▶ _Data for processing_:
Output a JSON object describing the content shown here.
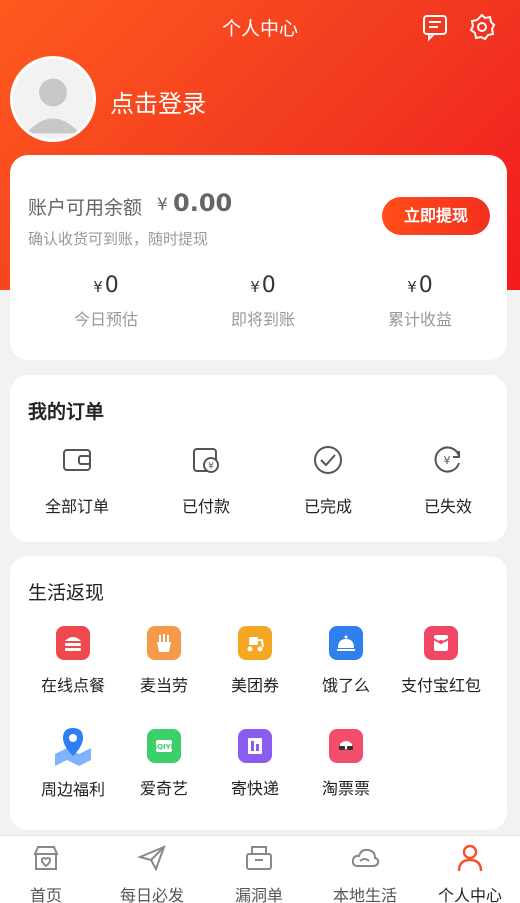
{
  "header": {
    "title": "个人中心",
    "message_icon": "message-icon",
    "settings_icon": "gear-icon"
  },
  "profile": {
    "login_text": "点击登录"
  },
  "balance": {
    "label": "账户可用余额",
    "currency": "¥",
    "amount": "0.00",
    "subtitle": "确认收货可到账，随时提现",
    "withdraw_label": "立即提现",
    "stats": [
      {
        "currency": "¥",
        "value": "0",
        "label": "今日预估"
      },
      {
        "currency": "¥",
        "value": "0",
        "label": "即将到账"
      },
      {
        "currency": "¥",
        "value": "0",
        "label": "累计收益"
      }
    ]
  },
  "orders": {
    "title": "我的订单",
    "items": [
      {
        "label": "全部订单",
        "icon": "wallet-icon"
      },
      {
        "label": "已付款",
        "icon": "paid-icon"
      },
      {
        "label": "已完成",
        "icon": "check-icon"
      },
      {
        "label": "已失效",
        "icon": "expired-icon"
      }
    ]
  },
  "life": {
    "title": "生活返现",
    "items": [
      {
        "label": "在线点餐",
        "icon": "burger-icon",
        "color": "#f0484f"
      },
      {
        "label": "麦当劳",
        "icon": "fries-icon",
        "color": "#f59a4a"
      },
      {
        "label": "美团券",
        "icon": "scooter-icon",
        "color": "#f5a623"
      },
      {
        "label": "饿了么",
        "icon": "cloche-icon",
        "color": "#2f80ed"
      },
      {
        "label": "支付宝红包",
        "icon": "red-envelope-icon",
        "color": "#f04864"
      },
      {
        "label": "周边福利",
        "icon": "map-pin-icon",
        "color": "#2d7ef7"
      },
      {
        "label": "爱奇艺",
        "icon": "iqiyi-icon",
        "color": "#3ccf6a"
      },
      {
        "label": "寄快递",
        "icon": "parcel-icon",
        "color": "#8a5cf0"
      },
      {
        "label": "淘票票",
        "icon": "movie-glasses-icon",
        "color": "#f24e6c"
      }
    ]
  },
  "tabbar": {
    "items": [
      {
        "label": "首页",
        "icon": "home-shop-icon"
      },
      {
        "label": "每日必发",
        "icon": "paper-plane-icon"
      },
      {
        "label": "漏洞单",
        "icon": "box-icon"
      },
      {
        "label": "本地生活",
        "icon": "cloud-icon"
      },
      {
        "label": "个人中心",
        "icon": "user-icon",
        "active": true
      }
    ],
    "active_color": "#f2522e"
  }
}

--

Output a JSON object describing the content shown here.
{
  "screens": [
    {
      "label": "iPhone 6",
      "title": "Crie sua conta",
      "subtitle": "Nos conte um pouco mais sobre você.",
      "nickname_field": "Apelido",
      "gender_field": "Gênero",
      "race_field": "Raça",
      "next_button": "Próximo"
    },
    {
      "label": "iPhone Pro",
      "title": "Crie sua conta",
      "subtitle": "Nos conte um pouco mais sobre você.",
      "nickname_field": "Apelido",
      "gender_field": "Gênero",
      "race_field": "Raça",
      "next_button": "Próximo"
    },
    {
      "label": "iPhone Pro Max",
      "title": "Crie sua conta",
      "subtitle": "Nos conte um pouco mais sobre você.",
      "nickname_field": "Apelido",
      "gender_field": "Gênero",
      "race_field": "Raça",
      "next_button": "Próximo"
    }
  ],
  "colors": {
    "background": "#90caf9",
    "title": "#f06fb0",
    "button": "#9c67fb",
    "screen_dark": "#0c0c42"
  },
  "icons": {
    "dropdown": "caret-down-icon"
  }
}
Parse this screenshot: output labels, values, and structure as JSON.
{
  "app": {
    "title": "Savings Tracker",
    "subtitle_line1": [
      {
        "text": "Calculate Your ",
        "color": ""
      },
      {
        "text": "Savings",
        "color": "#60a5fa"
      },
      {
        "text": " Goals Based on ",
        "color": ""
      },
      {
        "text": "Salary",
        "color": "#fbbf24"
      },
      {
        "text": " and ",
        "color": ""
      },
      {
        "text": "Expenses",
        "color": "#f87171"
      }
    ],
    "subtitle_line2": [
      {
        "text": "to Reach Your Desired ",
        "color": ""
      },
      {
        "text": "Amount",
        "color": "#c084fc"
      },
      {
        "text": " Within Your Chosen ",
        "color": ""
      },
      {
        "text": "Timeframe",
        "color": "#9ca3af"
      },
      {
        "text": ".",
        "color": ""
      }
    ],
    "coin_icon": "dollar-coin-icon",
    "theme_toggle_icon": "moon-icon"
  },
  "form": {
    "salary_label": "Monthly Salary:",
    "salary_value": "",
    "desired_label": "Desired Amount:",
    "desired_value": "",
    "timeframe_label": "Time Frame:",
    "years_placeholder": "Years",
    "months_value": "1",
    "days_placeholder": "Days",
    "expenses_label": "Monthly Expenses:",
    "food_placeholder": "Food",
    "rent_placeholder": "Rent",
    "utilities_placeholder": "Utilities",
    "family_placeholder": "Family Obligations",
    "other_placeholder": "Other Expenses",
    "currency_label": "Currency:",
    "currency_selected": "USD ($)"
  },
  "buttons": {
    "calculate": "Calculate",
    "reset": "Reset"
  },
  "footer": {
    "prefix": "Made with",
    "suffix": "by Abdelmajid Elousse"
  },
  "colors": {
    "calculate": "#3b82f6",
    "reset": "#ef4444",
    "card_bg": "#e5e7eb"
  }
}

▶ _Given request_:
Return every line of the preceding records in which the word "Your" appears.

▶ _Result for this exercise_:
        "text": "Calculate Your ",
        "text": "to Reach Your Desired ",
        "text": " Within Your Chosen ",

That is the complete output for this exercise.